Check every line in the records below for the word "crying" and report how many have it, nothing more.

§ **Given data**:
_ _ _ _ _
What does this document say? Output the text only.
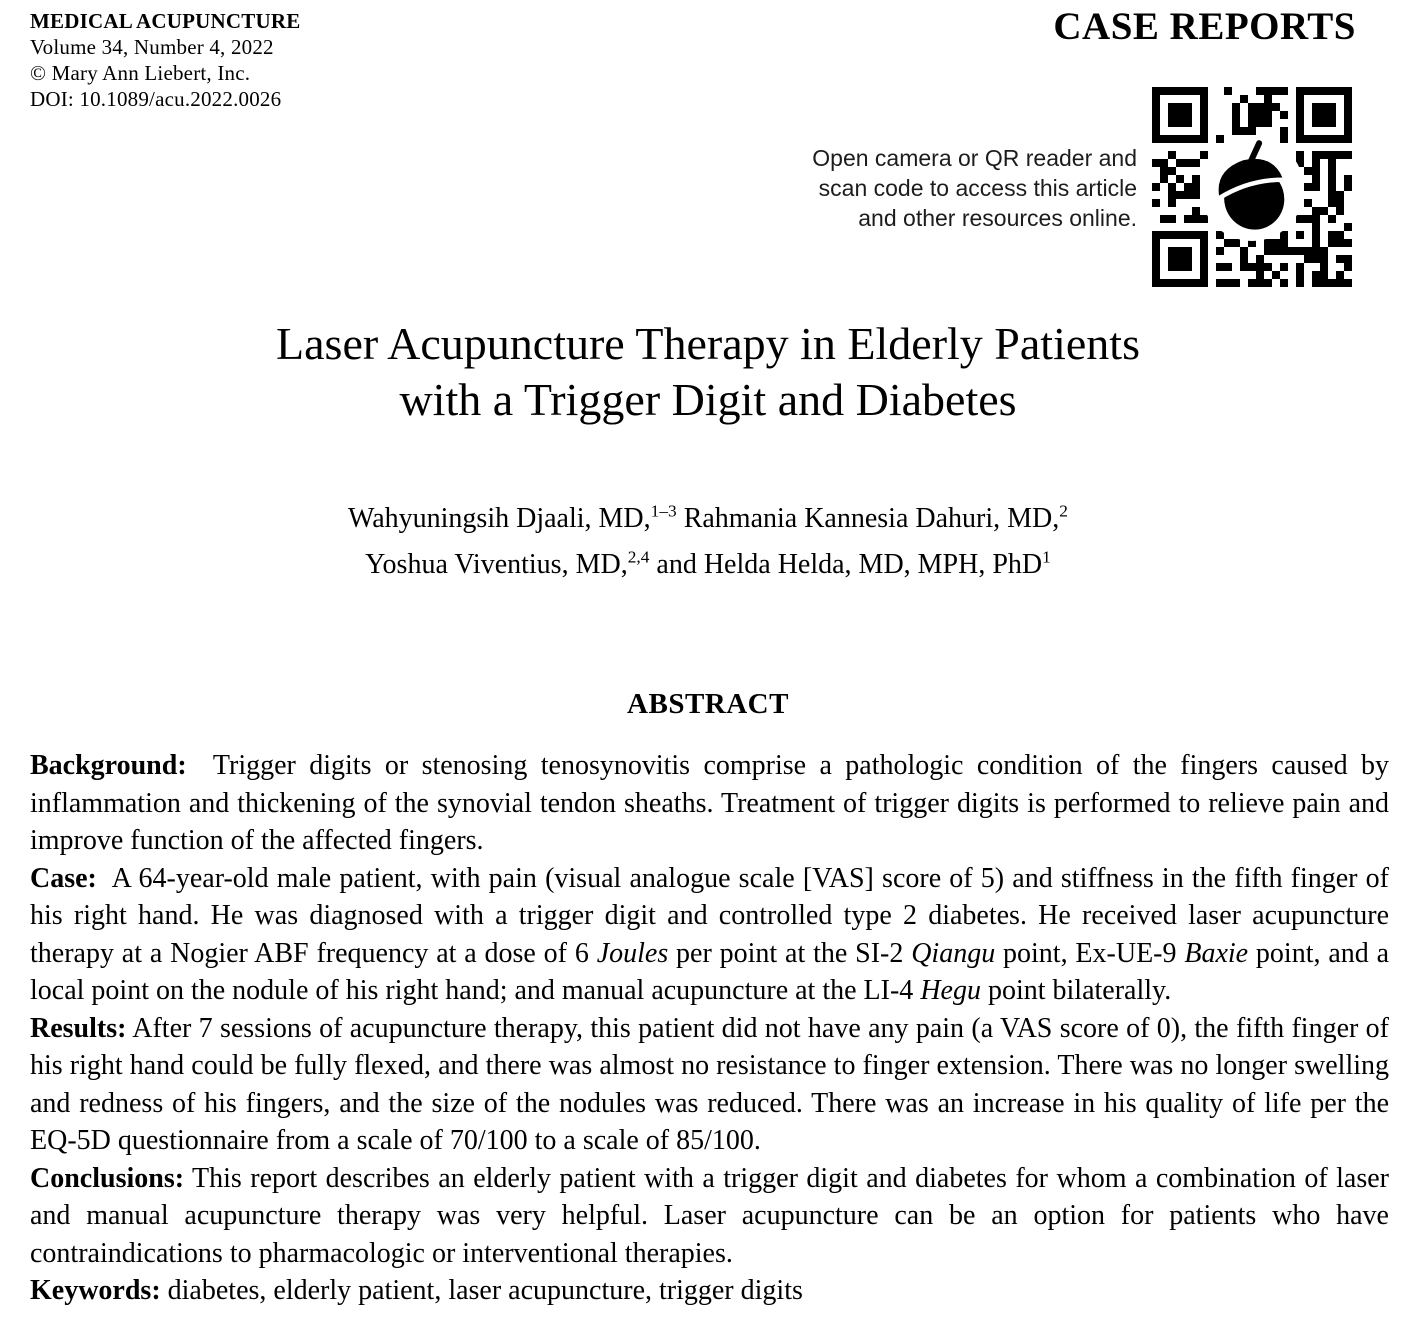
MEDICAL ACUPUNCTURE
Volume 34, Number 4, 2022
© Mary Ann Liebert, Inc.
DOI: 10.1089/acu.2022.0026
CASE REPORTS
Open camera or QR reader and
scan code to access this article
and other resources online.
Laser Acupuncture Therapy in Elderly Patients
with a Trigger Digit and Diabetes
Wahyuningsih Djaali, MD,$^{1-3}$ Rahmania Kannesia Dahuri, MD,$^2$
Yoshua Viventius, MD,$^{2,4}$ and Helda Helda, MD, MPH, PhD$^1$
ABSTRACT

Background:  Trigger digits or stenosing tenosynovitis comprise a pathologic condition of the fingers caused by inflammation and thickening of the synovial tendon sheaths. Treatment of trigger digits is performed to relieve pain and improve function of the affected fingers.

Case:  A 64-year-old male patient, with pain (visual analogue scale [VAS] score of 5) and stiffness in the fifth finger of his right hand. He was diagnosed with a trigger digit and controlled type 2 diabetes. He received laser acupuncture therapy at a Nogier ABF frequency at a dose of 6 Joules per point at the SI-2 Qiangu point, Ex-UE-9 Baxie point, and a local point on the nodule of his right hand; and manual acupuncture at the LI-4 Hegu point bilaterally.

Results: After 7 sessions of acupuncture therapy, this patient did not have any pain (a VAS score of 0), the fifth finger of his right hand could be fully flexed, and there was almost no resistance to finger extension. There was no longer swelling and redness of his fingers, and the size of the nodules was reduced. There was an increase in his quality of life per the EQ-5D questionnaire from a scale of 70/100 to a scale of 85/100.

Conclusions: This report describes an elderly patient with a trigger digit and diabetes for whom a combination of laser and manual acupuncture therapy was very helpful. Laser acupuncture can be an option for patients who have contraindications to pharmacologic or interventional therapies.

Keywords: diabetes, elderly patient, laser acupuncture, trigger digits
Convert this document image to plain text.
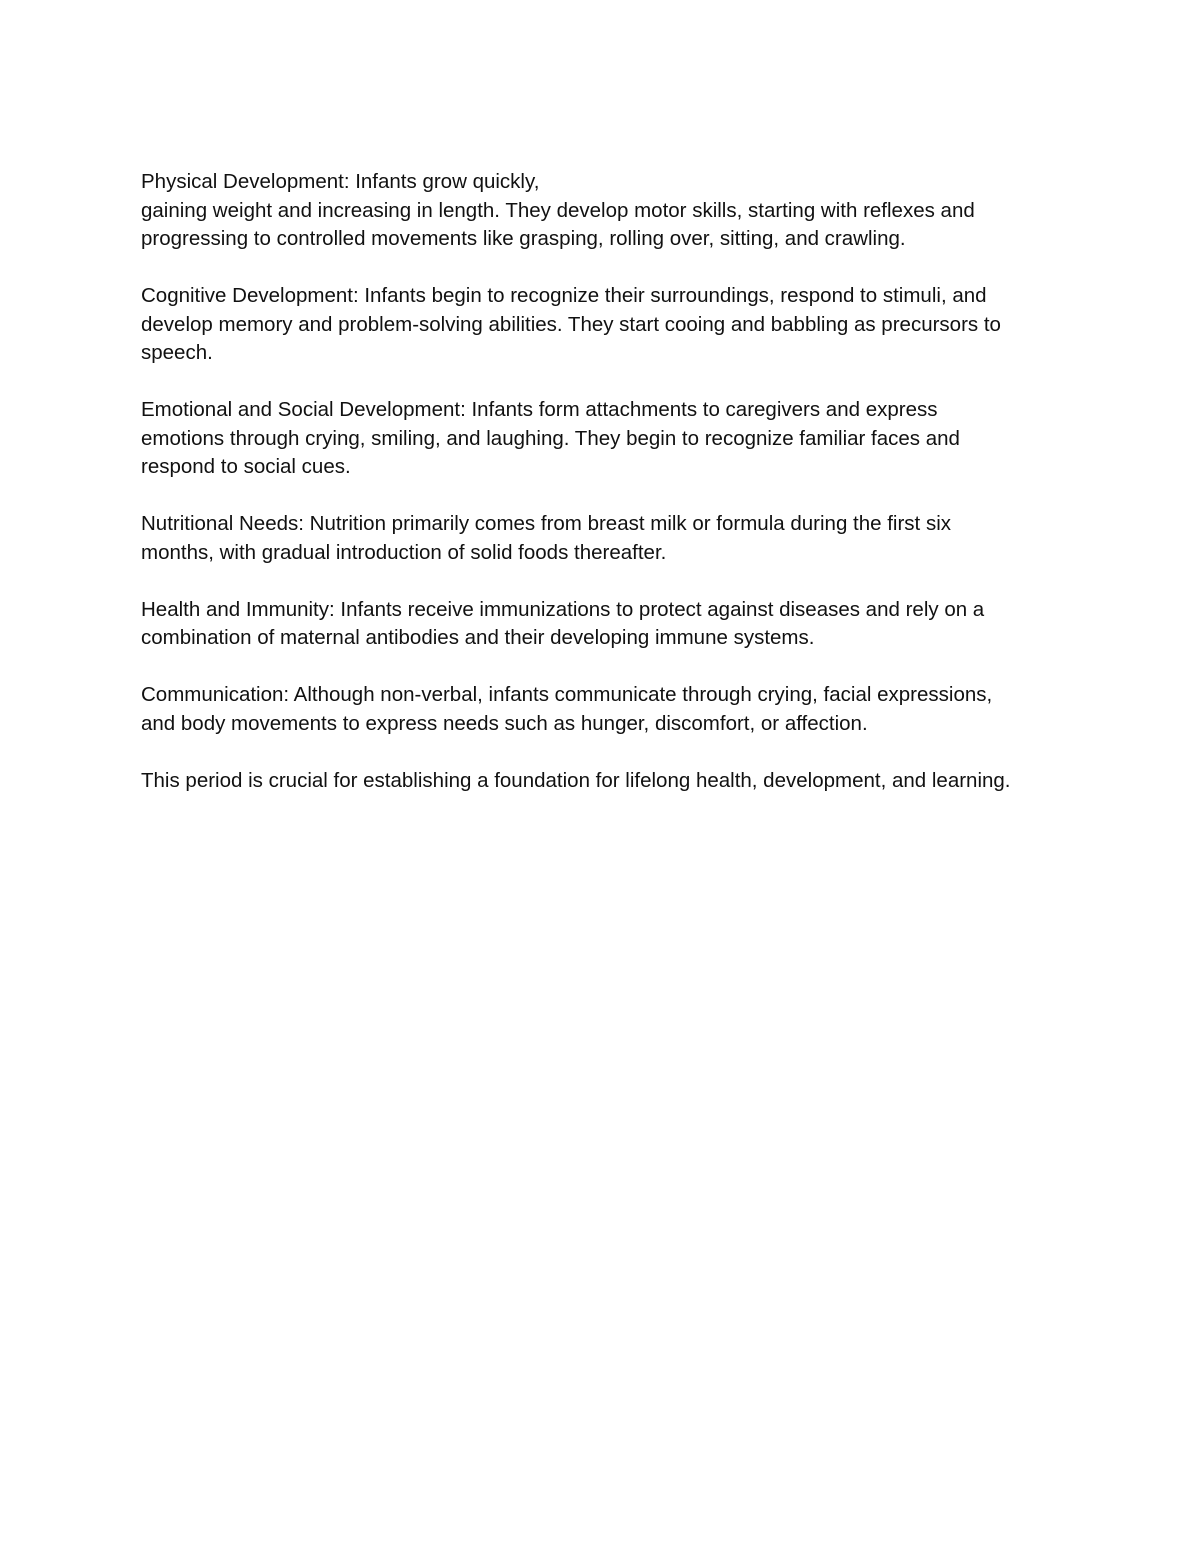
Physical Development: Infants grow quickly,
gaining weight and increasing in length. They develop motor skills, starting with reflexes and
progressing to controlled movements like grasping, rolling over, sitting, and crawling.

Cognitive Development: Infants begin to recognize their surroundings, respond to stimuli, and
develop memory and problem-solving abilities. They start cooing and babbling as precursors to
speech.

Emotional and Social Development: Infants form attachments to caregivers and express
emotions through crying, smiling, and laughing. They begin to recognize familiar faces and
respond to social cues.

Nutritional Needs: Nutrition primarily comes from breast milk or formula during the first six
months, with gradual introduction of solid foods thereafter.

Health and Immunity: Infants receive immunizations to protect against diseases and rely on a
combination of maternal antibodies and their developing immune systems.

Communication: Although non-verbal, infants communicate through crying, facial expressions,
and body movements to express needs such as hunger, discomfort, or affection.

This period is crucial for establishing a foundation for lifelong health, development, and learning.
_ _ _ _ _
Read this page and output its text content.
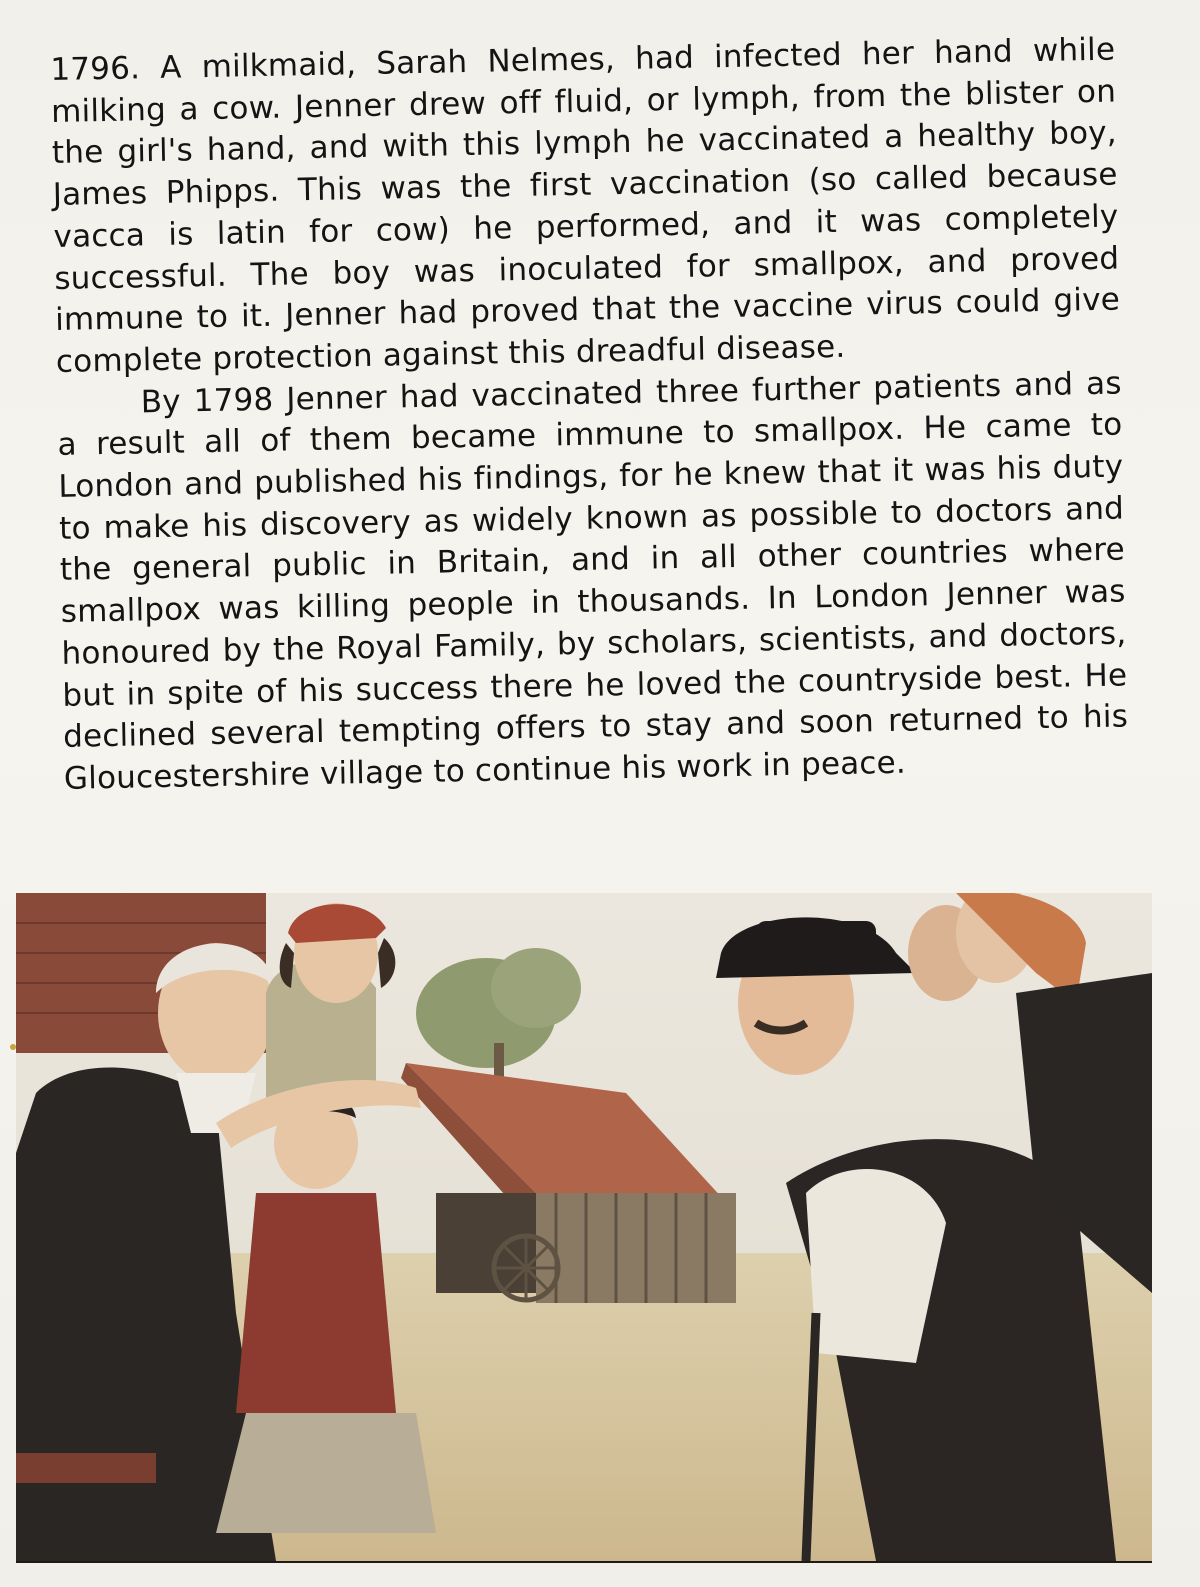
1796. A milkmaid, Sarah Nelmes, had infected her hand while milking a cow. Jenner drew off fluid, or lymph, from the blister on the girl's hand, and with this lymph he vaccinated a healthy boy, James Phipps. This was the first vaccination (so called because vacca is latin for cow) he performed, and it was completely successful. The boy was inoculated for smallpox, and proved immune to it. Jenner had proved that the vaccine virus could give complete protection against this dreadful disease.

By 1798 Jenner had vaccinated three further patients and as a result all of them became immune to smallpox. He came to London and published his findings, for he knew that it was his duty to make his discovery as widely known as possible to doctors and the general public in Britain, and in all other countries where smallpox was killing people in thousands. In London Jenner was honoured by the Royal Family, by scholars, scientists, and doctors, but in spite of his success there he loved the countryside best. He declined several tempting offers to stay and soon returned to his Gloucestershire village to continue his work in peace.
_ _ _ _ _
§ **Problem solution**: 2